Start of change

Generating JSON data

By using SQL functions, you can generate formatted JSON data from relational tables.

We are going to work with relational data to generate JSON. We will start with the data in two tables. One contains basic employee data. The other one contains account information. They are created and populated as shown here.


create table empdata (id int,
                      last_name varchar(10),
                      first_name varchar(10), 
                      office_number varchar(10),
                      work_phone varchar(20),
                      home_phone varchar(20));
 
create table emp_account (id int,
                          account varchar(20));                      
                      
insert into empdata values (901, 'Doe', 'John', 'E-334', '555-7242', '555-3762');
insert into emp_account values (901, '36232'), (901, '73263');

insert into empdata values (902, 'Pan', 'Peter', 'E-216', '555-8925', null);
insert into emp_account values (902, '76232'), (902, '72963');

insert into empdata values (903, 'Jones', 'Mary', 'E-739', '555-4311', '555-6312');

insert into empdata values (904, 'Smith', 'Sally', null, null, null);
Our goal is to generate four pieces of employee information in JSON that look like the following JSON objects that were used as input for the JSON_TABLE examples.

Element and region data
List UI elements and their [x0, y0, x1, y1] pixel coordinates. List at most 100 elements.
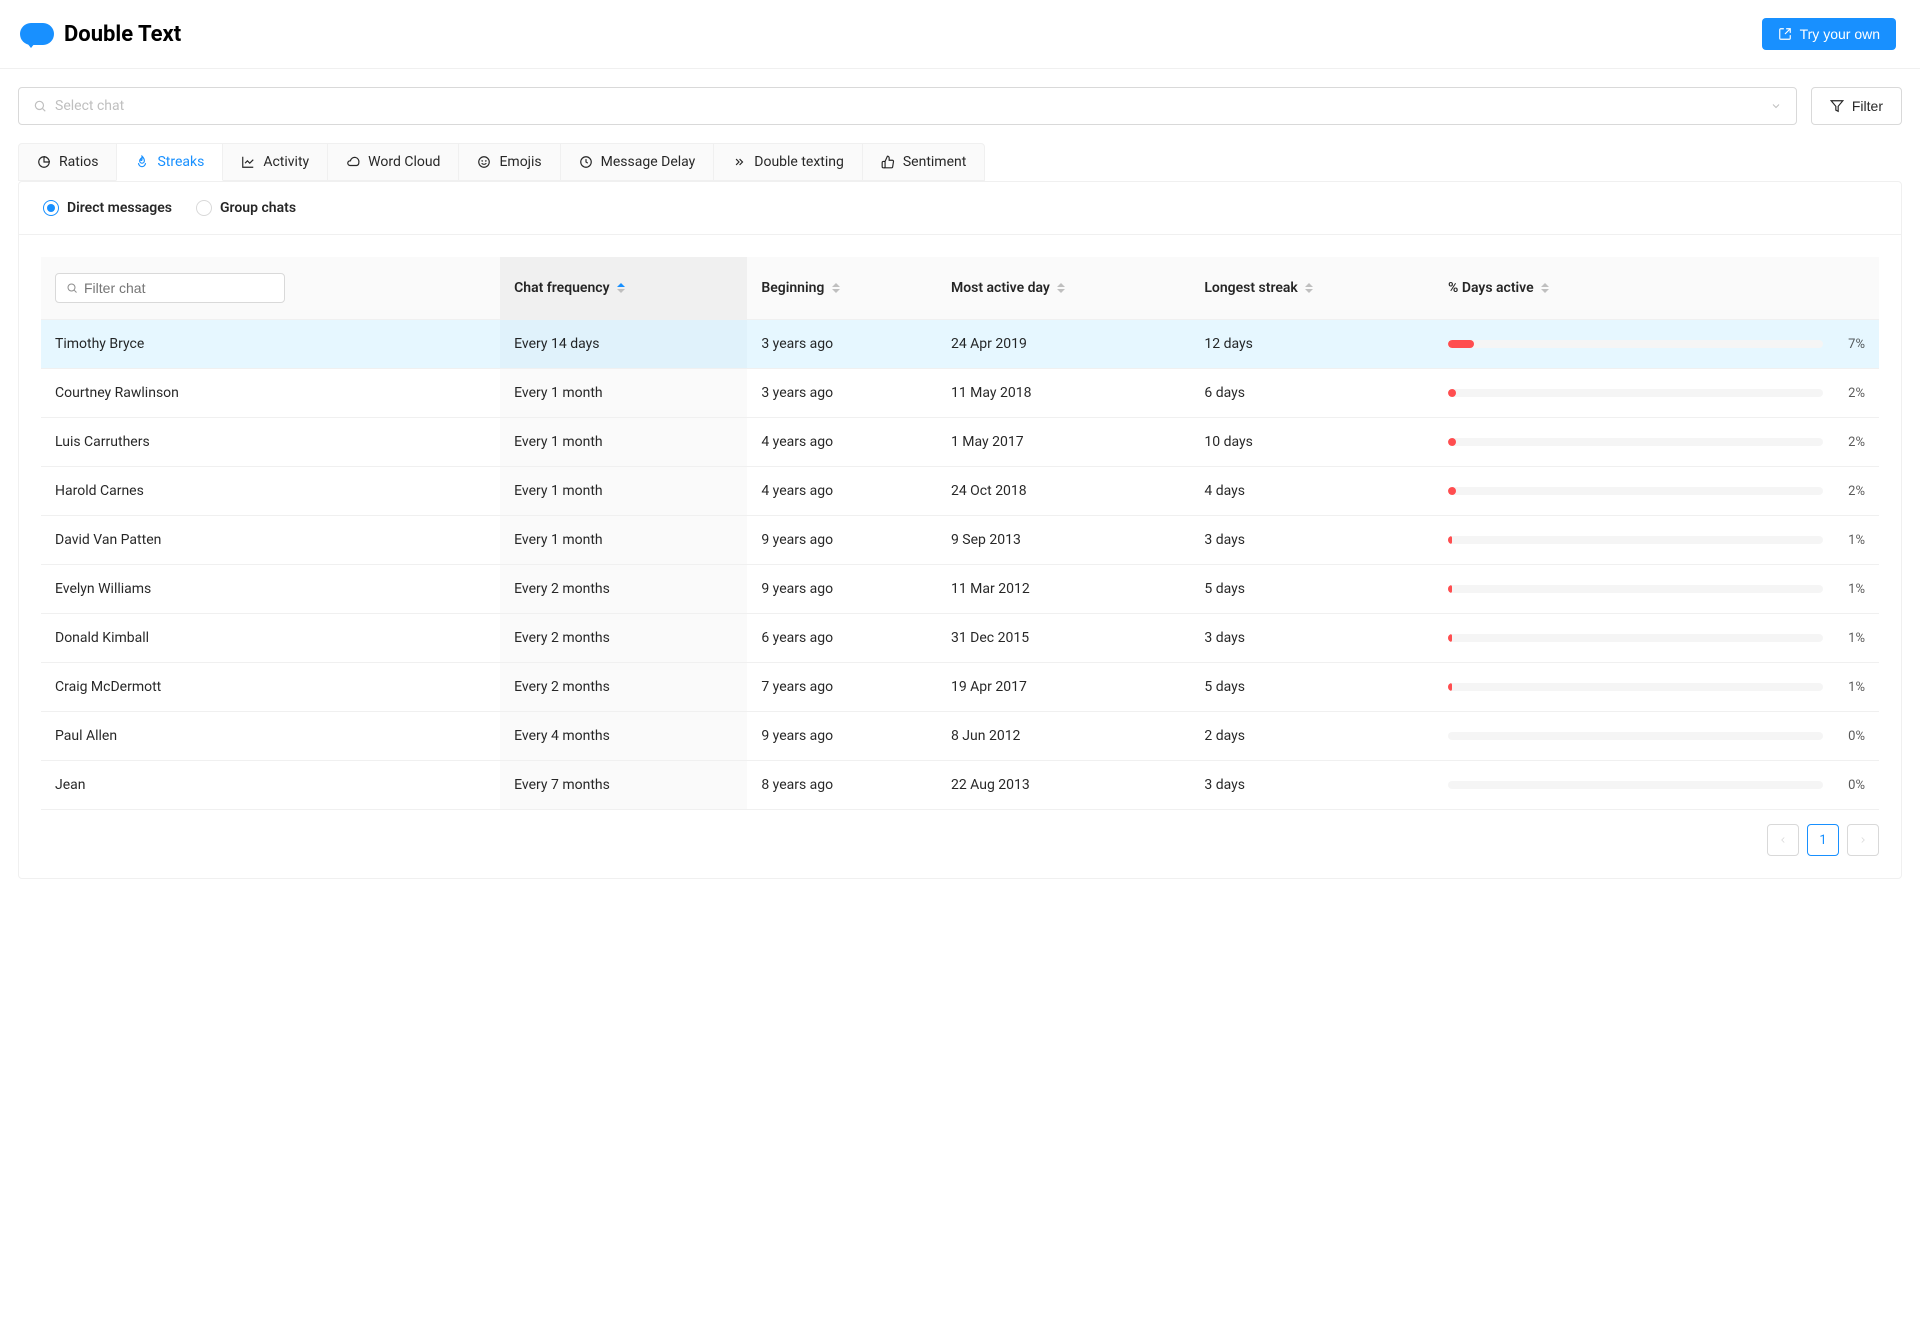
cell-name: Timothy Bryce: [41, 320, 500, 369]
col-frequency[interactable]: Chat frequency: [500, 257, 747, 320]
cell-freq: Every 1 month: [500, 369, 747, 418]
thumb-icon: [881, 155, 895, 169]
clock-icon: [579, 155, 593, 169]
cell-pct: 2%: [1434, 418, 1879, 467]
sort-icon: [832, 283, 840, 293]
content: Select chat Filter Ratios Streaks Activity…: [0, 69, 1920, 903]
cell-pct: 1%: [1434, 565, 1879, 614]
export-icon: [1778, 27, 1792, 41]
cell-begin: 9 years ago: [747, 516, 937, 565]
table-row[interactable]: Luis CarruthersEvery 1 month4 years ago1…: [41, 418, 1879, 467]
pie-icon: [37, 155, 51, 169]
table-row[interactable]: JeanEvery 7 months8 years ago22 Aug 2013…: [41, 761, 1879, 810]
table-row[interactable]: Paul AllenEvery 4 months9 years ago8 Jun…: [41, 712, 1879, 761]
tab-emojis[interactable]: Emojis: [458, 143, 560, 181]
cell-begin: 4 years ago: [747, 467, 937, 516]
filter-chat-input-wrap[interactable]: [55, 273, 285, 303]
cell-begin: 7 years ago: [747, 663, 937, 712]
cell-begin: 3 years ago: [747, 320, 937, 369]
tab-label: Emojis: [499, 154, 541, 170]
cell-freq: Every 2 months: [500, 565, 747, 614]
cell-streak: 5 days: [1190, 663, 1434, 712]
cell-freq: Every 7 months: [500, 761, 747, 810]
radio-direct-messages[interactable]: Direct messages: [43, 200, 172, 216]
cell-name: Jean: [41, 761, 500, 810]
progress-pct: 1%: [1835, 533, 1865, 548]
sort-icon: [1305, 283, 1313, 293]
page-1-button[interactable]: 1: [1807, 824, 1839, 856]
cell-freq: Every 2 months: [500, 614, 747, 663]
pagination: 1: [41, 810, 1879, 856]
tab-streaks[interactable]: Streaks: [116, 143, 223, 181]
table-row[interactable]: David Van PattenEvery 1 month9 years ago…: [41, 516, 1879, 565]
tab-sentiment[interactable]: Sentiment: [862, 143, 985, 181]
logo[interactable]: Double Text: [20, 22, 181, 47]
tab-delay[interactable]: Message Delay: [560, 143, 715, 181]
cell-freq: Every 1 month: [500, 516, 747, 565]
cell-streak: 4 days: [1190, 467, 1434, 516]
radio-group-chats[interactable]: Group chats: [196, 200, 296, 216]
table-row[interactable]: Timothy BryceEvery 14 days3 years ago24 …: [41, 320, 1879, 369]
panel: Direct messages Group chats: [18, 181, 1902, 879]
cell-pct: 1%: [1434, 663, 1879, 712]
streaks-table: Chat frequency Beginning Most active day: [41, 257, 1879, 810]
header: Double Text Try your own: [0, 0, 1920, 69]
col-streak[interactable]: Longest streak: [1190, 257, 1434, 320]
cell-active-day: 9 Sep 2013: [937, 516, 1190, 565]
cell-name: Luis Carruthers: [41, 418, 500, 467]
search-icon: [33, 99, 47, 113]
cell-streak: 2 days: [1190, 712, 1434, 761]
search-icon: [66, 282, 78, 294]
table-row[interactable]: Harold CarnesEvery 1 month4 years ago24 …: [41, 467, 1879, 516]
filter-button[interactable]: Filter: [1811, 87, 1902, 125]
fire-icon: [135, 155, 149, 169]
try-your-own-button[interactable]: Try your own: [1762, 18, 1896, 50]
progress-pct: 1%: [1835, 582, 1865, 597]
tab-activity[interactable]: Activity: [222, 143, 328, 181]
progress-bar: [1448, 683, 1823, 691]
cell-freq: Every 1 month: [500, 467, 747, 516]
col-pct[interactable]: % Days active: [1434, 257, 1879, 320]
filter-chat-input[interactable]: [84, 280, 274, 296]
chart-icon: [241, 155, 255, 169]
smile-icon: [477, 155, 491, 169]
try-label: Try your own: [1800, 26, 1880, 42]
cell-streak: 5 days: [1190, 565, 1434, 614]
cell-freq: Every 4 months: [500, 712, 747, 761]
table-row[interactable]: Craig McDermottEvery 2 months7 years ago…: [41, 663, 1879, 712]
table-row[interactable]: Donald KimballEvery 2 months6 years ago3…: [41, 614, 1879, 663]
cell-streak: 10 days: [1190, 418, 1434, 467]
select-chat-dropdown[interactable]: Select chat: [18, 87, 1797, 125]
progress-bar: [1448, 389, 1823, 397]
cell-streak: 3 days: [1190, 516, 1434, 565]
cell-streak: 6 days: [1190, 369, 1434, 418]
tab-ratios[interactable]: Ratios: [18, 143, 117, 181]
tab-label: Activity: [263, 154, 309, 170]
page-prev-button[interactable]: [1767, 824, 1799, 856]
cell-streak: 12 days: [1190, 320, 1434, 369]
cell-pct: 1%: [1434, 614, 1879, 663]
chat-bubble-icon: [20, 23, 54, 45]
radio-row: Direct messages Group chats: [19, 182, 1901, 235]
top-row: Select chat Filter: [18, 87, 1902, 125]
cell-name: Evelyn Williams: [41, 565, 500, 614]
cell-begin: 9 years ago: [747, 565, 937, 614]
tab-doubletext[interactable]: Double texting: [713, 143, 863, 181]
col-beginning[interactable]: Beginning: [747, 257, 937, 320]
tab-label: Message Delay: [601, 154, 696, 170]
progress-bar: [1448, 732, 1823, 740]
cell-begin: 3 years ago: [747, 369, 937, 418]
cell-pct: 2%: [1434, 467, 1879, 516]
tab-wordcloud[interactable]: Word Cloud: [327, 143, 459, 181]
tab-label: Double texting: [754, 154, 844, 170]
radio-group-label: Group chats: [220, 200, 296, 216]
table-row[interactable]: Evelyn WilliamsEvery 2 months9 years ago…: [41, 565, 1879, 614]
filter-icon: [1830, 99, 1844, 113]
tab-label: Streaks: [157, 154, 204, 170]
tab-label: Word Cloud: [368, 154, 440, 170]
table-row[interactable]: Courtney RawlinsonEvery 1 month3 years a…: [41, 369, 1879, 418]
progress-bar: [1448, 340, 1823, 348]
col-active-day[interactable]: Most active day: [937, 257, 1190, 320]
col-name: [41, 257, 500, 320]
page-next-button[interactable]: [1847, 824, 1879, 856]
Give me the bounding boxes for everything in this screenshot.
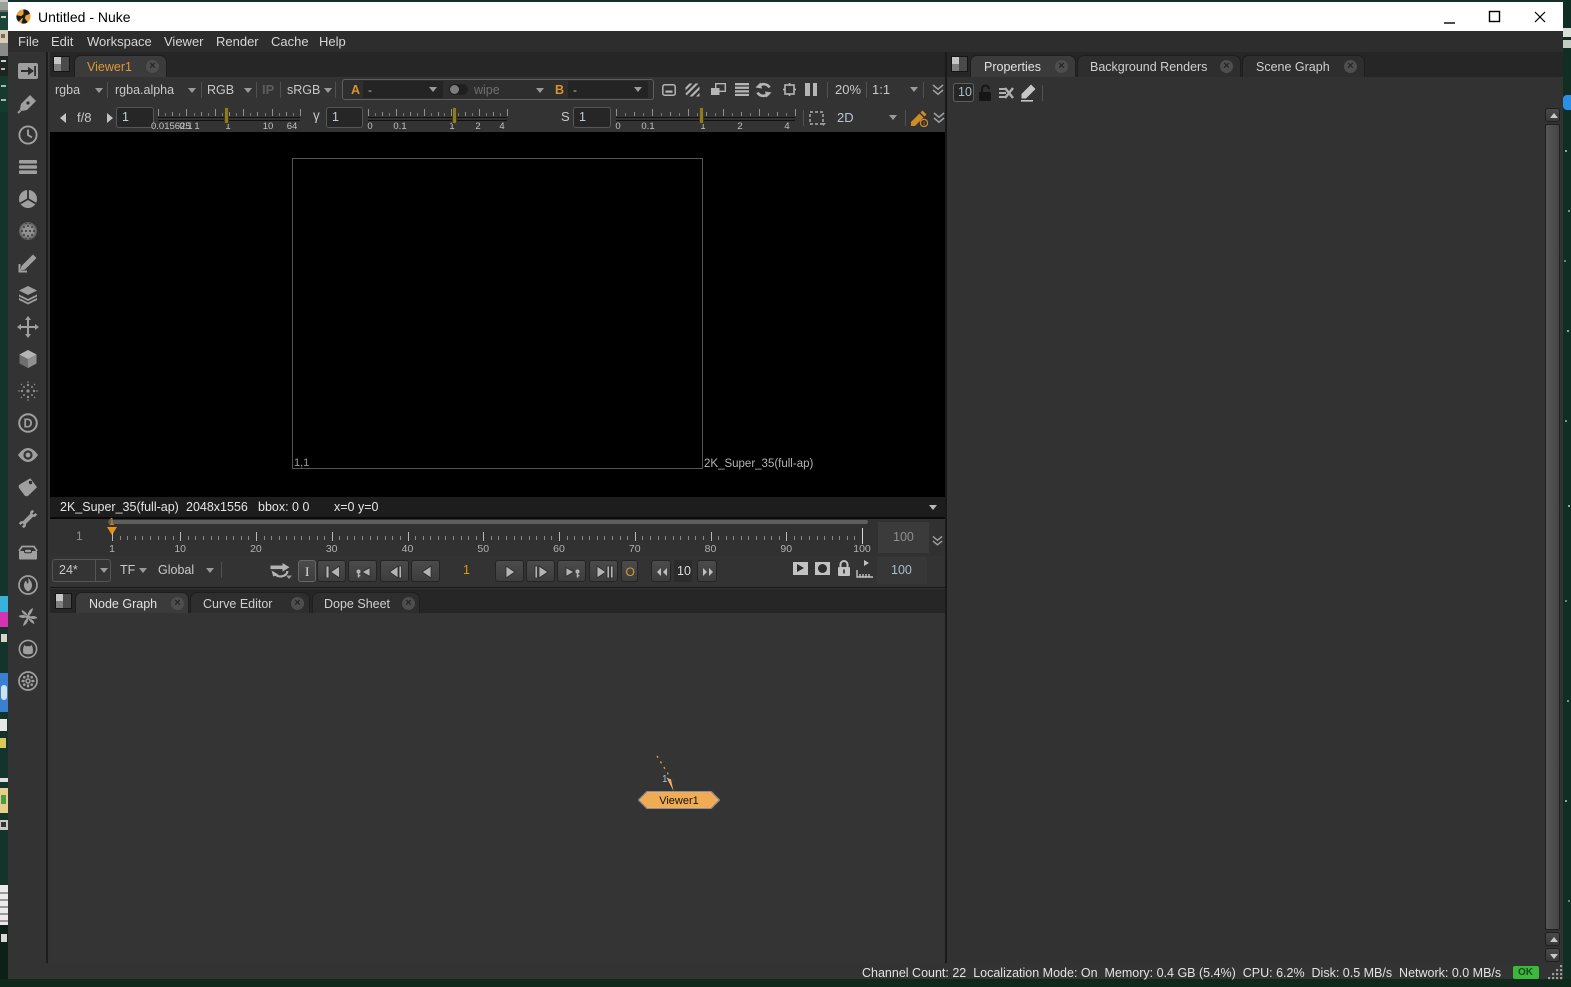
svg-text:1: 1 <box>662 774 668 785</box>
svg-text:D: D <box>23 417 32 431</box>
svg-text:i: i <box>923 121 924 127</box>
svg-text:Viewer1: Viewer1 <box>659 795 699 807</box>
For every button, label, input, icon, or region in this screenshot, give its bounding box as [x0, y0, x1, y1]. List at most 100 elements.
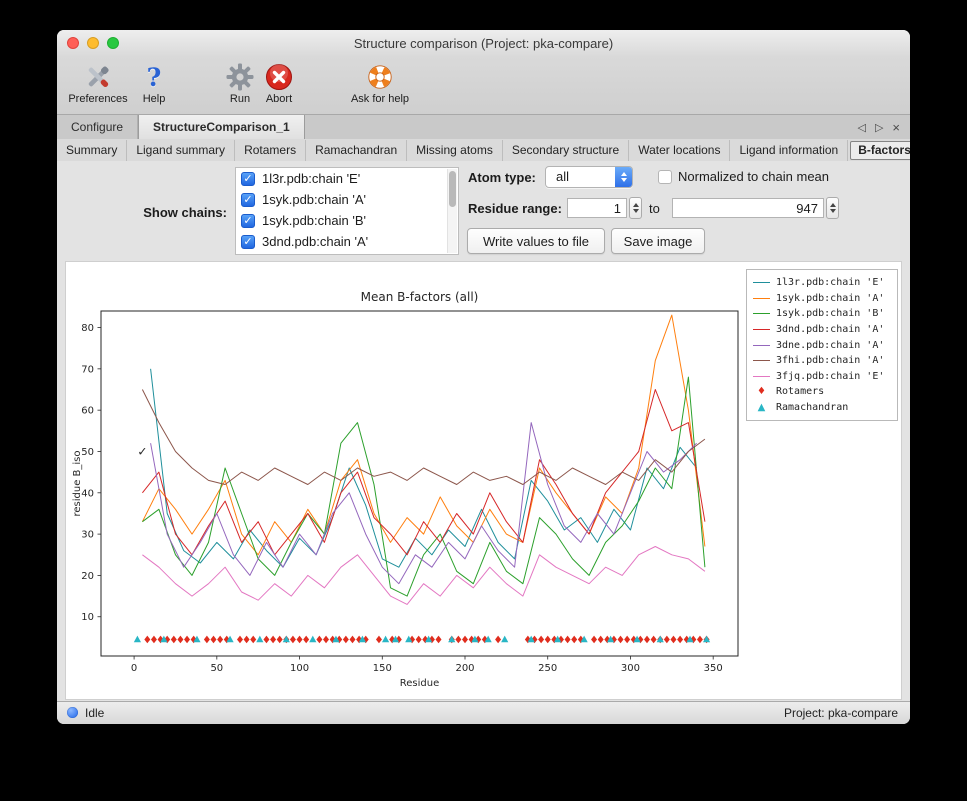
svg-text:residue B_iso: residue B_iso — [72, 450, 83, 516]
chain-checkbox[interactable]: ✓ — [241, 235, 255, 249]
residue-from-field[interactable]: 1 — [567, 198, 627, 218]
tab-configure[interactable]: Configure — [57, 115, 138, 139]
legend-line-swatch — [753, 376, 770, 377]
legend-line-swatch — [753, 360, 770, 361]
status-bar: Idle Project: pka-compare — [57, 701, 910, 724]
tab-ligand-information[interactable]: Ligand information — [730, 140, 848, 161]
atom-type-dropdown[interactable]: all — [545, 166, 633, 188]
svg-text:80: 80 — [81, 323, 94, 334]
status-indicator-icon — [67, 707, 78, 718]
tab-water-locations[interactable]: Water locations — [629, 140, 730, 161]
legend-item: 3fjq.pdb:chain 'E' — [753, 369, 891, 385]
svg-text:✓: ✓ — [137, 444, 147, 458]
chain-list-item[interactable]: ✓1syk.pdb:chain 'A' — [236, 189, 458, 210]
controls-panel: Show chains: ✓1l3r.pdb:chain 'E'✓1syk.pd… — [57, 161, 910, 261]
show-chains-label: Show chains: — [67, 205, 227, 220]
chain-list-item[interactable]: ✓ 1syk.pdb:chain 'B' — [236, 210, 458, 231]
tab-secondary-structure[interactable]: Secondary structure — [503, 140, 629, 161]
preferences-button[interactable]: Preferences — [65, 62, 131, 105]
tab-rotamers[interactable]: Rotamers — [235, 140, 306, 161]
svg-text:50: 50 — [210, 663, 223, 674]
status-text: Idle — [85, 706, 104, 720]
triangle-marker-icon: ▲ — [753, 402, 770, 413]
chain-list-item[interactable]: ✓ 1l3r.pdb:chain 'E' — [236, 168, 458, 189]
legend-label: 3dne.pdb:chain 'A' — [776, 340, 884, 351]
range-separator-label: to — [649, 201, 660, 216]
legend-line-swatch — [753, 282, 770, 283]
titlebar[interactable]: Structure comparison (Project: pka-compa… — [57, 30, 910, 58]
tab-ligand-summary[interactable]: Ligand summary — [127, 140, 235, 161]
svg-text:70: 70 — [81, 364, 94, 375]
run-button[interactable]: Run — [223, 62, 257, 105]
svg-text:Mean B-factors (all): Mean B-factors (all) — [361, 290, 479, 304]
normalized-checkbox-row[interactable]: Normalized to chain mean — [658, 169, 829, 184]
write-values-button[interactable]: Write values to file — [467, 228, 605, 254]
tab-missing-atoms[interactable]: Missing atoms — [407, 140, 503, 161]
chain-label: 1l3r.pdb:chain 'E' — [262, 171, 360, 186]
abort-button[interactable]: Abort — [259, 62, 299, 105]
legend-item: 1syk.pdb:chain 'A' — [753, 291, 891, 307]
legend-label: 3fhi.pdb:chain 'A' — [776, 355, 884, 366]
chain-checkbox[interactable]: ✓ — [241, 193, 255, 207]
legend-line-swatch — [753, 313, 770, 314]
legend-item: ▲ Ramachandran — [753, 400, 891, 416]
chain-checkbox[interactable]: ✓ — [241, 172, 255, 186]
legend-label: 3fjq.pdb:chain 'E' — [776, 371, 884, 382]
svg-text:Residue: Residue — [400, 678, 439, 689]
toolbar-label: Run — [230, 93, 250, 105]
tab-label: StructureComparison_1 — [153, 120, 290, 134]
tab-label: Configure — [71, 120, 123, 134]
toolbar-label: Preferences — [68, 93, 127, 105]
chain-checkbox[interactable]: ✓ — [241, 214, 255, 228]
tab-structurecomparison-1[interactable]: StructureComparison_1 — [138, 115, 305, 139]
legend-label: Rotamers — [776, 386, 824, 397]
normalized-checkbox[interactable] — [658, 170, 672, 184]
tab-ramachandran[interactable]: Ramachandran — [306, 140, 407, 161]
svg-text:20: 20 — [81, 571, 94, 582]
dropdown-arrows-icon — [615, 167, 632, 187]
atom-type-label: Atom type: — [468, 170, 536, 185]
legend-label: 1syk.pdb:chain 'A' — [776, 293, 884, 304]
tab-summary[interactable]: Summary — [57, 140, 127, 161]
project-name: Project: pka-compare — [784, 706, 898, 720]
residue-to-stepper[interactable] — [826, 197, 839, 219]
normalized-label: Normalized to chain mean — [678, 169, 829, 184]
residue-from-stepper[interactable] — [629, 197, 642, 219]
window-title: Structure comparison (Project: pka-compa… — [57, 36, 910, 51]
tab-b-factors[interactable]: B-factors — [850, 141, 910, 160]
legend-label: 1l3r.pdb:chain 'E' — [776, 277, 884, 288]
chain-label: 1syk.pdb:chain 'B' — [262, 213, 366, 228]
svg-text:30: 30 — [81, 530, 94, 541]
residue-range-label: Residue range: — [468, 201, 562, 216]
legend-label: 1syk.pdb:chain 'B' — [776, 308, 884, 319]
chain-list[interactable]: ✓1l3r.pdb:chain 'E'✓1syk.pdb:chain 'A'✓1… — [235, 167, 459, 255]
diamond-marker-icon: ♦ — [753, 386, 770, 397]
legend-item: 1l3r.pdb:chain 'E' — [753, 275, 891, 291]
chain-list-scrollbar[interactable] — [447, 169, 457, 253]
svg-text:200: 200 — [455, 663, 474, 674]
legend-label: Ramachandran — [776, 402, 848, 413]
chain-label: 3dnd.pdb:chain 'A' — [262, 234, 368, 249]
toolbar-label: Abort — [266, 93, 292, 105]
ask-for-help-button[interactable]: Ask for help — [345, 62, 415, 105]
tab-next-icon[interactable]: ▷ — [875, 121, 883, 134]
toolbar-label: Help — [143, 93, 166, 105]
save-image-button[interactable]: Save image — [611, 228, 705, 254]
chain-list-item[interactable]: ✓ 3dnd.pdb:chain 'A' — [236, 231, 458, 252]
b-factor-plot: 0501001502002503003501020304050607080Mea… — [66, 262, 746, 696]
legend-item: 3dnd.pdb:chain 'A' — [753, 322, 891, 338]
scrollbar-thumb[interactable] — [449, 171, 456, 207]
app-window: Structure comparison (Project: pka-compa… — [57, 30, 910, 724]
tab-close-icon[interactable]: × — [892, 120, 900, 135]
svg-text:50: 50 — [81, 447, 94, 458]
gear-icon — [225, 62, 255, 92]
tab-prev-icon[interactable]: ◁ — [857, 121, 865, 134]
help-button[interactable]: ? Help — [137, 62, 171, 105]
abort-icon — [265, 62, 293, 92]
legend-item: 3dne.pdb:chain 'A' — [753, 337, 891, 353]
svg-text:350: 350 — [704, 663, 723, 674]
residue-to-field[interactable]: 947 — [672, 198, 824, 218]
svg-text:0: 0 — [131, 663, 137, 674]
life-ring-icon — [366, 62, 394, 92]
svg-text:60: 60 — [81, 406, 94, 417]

■ **Exercise requirements**:
In the article on generating JSON data, what office number is inserted for the employee with id 903?

■ **Result of the task**:
E-739